(Task description):
Leave out the pictures and transcribe everything else exactly.

(Data tied to figure images):
━━━━━━━━━━━━━━━━━━━━
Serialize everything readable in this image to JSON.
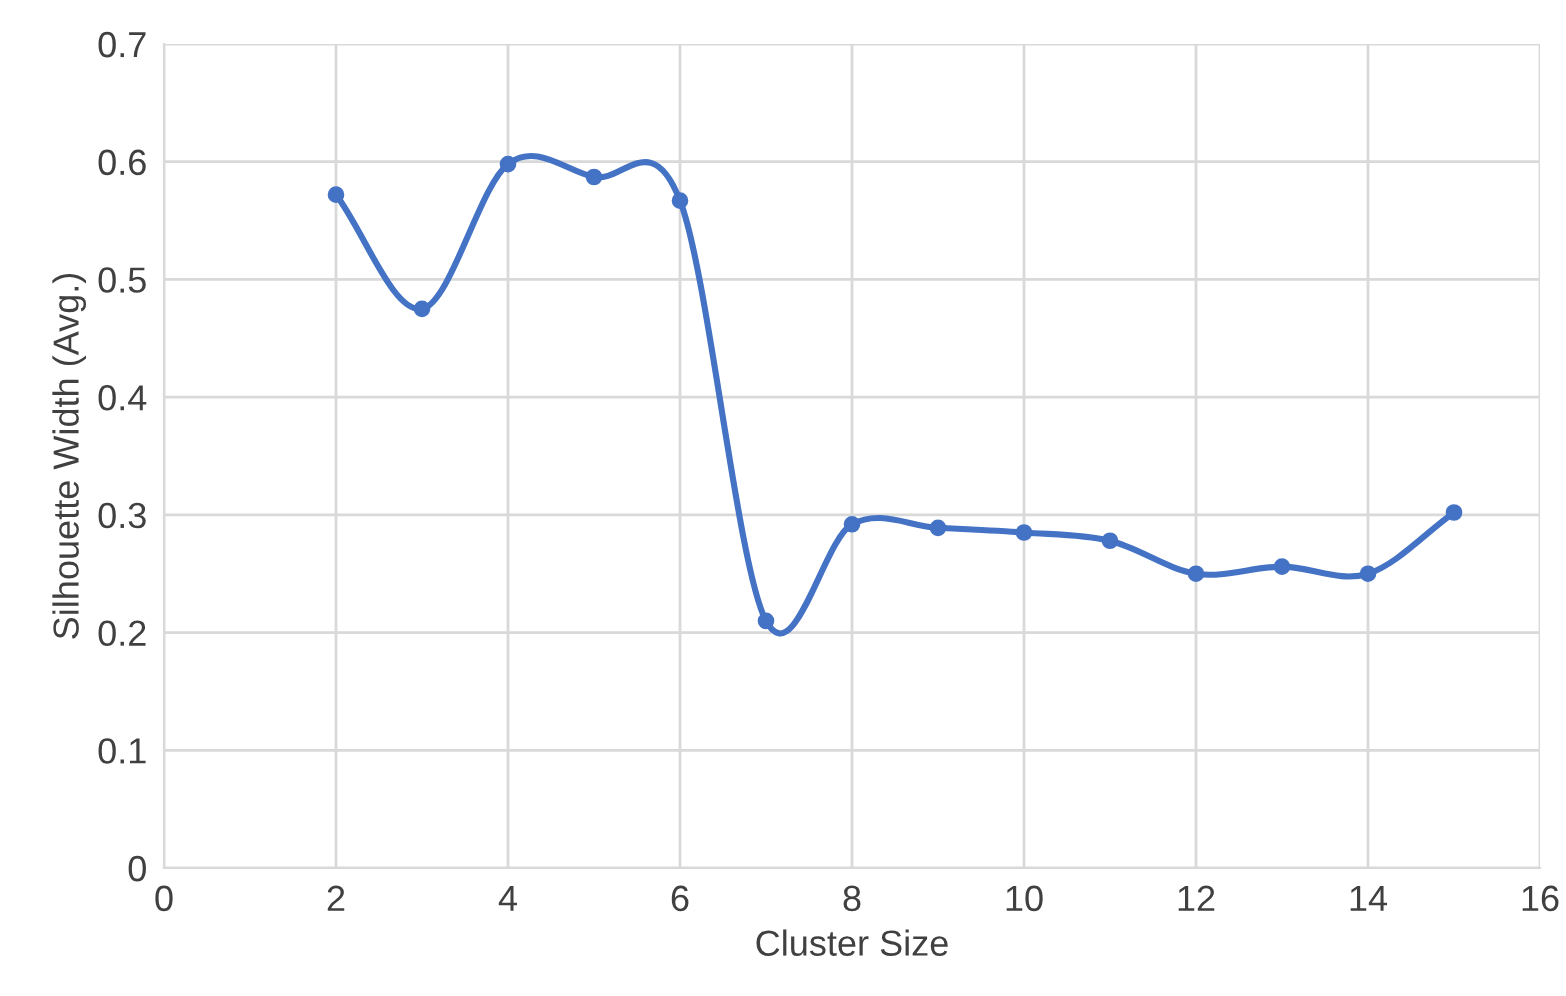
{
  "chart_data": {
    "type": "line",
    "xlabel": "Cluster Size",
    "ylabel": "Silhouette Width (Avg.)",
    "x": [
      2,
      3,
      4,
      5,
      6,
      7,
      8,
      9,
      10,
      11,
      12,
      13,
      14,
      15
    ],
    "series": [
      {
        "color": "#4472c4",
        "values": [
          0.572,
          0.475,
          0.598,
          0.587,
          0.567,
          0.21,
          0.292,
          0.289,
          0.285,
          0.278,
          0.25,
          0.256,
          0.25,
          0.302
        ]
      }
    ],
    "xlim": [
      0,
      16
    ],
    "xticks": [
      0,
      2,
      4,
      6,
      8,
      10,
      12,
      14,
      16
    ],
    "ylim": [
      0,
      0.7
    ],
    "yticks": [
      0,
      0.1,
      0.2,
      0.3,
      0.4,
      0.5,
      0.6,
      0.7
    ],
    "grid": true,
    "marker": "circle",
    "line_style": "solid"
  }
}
━━━━━━━━━━━━━━━━━━━━
(Finished answer):
Serialize everything readable in this image to JSON.
{
  "chart_data": {
    "type": "line",
    "xlabel": "Cluster Size",
    "ylabel": "Silhouette Width (Avg.)",
    "x": [
      2,
      3,
      4,
      5,
      6,
      7,
      8,
      9,
      10,
      11,
      12,
      13,
      14,
      15
    ],
    "series": [
      {
        "color": "#4472c4",
        "values": [
          0.572,
          0.475,
          0.598,
          0.587,
          0.567,
          0.21,
          0.292,
          0.289,
          0.285,
          0.278,
          0.25,
          0.256,
          0.25,
          0.302
        ]
      }
    ],
    "xlim": [
      0,
      16
    ],
    "xticks": [
      0,
      2,
      4,
      6,
      8,
      10,
      12,
      14,
      16
    ],
    "ylim": [
      0,
      0.7
    ],
    "yticks": [
      0,
      0.1,
      0.2,
      0.3,
      0.4,
      0.5,
      0.6,
      0.7
    ],
    "grid": true,
    "marker": "circle",
    "line_style": "solid"
  }
}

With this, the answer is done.